* _DATASET RECORDS_
--

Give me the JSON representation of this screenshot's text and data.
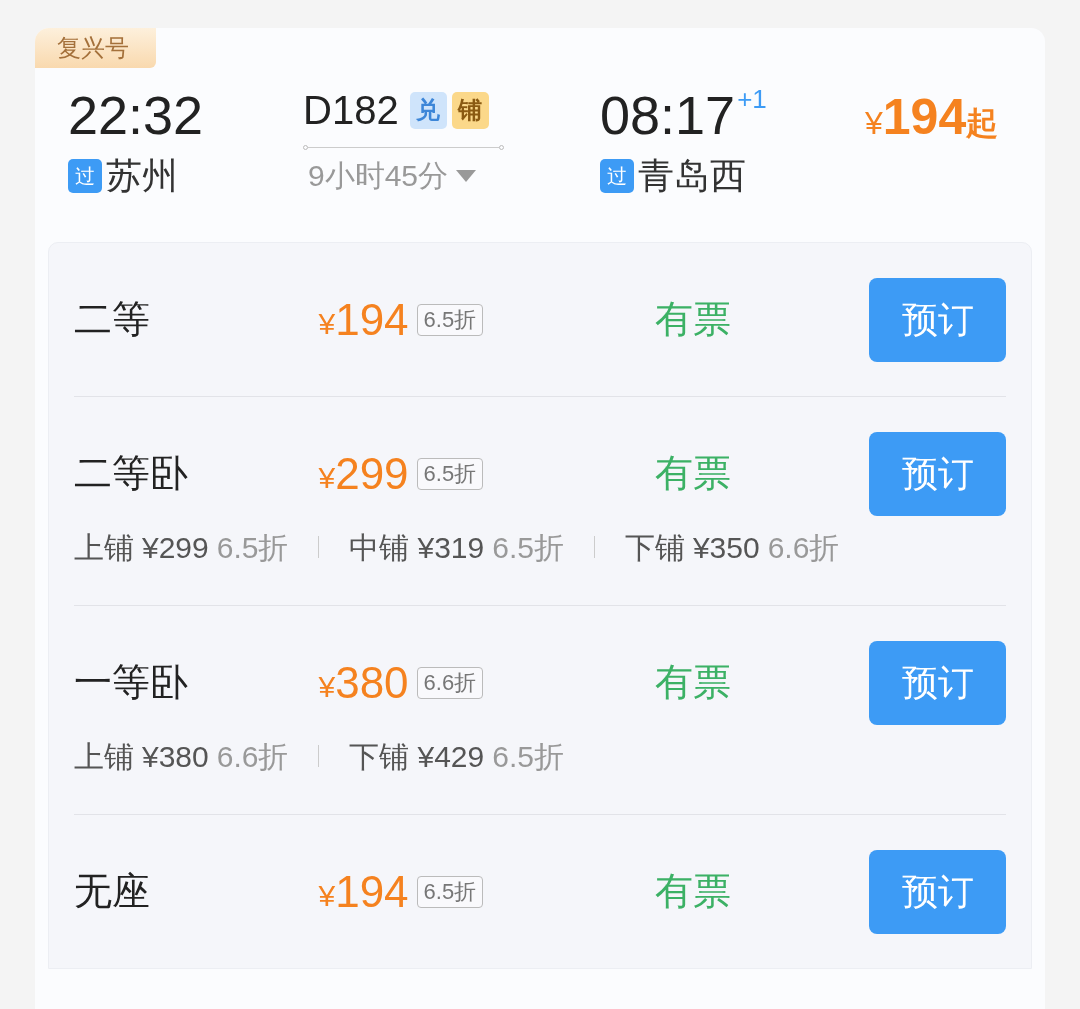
{
  "train_type": "复兴号",
  "departure": {
    "time": "22:32",
    "pass_badge": "过",
    "station": "苏州"
  },
  "train": {
    "number": "D182",
    "tags": [
      {
        "text": "兑",
        "kind": "exchange"
      },
      {
        "text": "铺",
        "kind": "berth"
      }
    ],
    "duration": "9小时45分"
  },
  "arrival": {
    "time": "08:17",
    "day_offset": "+1",
    "pass_badge": "过",
    "station": "青岛西"
  },
  "lowest_price": {
    "currency": "¥",
    "amount": "194",
    "suffix": "起"
  },
  "seats": [
    {
      "name": "二等",
      "currency": "¥",
      "price": "194",
      "discount": "6.5折",
      "availability": "有票",
      "button": "预订"
    },
    {
      "name": "二等卧",
      "currency": "¥",
      "price": "299",
      "discount": "6.5折",
      "availability": "有票",
      "button": "预订",
      "berths": [
        {
          "label": "上铺",
          "price": "¥299",
          "discount": "6.5折"
        },
        {
          "label": "中铺",
          "price": "¥319",
          "discount": "6.5折"
        },
        {
          "label": "下铺",
          "price": "¥350",
          "discount": "6.6折"
        }
      ]
    },
    {
      "name": "一等卧",
      "currency": "¥",
      "price": "380",
      "discount": "6.6折",
      "availability": "有票",
      "button": "预订",
      "berths": [
        {
          "label": "上铺",
          "price": "¥380",
          "discount": "6.6折"
        },
        {
          "label": "下铺",
          "price": "¥429",
          "discount": "6.5折"
        }
      ]
    },
    {
      "name": "无座",
      "currency": "¥",
      "price": "194",
      "discount": "6.5折",
      "availability": "有票",
      "button": "预订"
    }
  ]
}
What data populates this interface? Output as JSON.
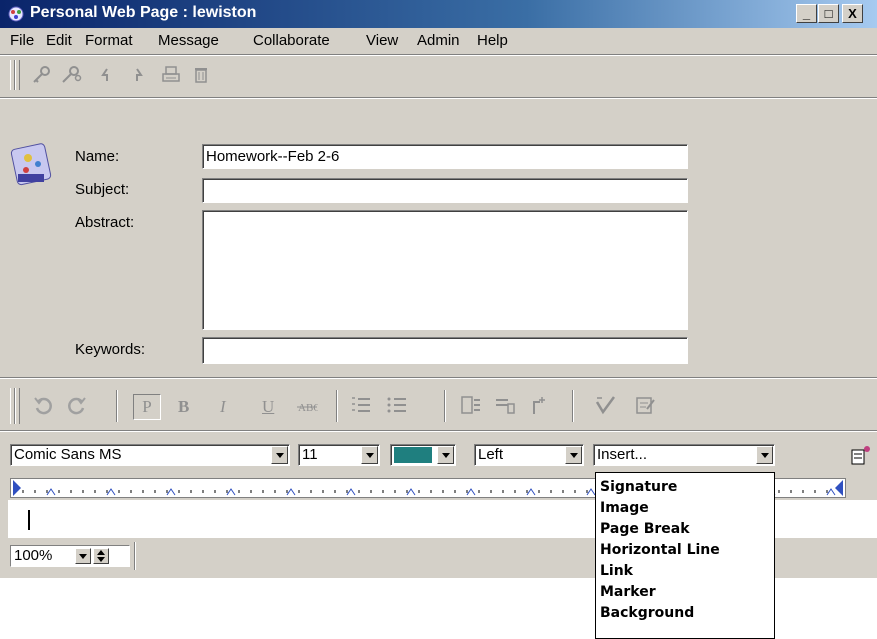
{
  "window": {
    "title": "Personal Web Page : lewiston",
    "min_label": "_",
    "max_label": "□",
    "close_label": "X"
  },
  "menu": [
    "File",
    "Edit",
    "Format",
    "Message",
    "Collaborate",
    "View",
    "Admin",
    "Help"
  ],
  "form": {
    "name_label": "Name:",
    "name_value": "Homework--Feb 2-6",
    "subject_label": "Subject:",
    "subject_value": "",
    "abstract_label": "Abstract:",
    "abstract_value": "",
    "keywords_label": "Keywords:",
    "keywords_value": ""
  },
  "format_toolbar": {
    "paragraph": "P",
    "bold": "B",
    "italic": "I",
    "underline": "U"
  },
  "formatbar": {
    "font": "Comic Sans MS",
    "size": "11",
    "color": "#1f7f7f",
    "align": "Left",
    "insert": "Insert..."
  },
  "insert_menu": [
    "Signature",
    "Image",
    "Page Break",
    "Horizontal Line",
    "Link",
    "Marker",
    "Background"
  ],
  "status": {
    "zoom": "100%"
  },
  "colors": {
    "title_start": "#0a246a",
    "title_end": "#a6caf0",
    "chrome": "#d4d0c8"
  }
}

--

* _THE TASK_
The data above should be repeated exactly, minus any pictures.

* _EXERCISE SOLUTION_
Give me the JSON representation of this screenshot's text and data.
{
  "train_type": "复兴号",
  "departure": {
    "time": "22:32",
    "pass_badge": "过",
    "station": "苏州"
  },
  "train": {
    "number": "D182",
    "tags": [
      {
        "text": "兑",
        "kind": "exchange"
      },
      {
        "text": "铺",
        "kind": "berth"
      }
    ],
    "duration": "9小时45分"
  },
  "arrival": {
    "time": "08:17",
    "day_offset": "+1",
    "pass_badge": "过",
    "station": "青岛西"
  },
  "lowest_price": {
    "currency": "¥",
    "amount": "194",
    "suffix": "起"
  },
  "seats": [
    {
      "name": "二等",
      "currency": "¥",
      "price": "194",
      "discount": "6.5折",
      "availability": "有票",
      "button": "预订"
    },
    {
      "name": "二等卧",
      "currency": "¥",
      "price": "299",
      "discount": "6.5折",
      "availability": "有票",
      "button": "预订",
      "berths": [
        {
          "label": "上铺",
          "price": "¥299",
          "discount": "6.5折"
        },
        {
          "label": "中铺",
          "price": "¥319",
          "discount": "6.5折"
        },
        {
          "label": "下铺",
          "price": "¥350",
          "discount": "6.6折"
        }
      ]
    },
    {
      "name": "一等卧",
      "currency": "¥",
      "price": "380",
      "discount": "6.6折",
      "availability": "有票",
      "button": "预订",
      "berths": [
        {
          "label": "上铺",
          "price": "¥380",
          "discount": "6.6折"
        },
        {
          "label": "下铺",
          "price": "¥429",
          "discount": "6.5折"
        }
      ]
    },
    {
      "name": "无座",
      "currency": "¥",
      "price": "194",
      "discount": "6.5折",
      "availability": "有票",
      "button": "预订"
    }
  ]
}
What data populates this interface? Output as JSON.
{
  "window": {
    "title": "Personal Web Page : lewiston",
    "min_label": "_",
    "max_label": "□",
    "close_label": "X"
  },
  "menu": [
    "File",
    "Edit",
    "Format",
    "Message",
    "Collaborate",
    "View",
    "Admin",
    "Help"
  ],
  "form": {
    "name_label": "Name:",
    "name_value": "Homework--Feb 2-6",
    "subject_label": "Subject:",
    "subject_value": "",
    "abstract_label": "Abstract:",
    "abstract_value": "",
    "keywords_label": "Keywords:",
    "keywords_value": ""
  },
  "format_toolbar": {
    "paragraph": "P",
    "bold": "B",
    "italic": "I",
    "underline": "U"
  },
  "formatbar": {
    "font": "Comic Sans MS",
    "size": "11",
    "color": "#1f7f7f",
    "align": "Left",
    "insert": "Insert..."
  },
  "insert_menu": [
    "Signature",
    "Image",
    "Page Break",
    "Horizontal Line",
    "Link",
    "Marker",
    "Background"
  ],
  "status": {
    "zoom": "100%"
  },
  "colors": {
    "title_start": "#0a246a",
    "title_end": "#a6caf0",
    "chrome": "#d4d0c8"
  }
}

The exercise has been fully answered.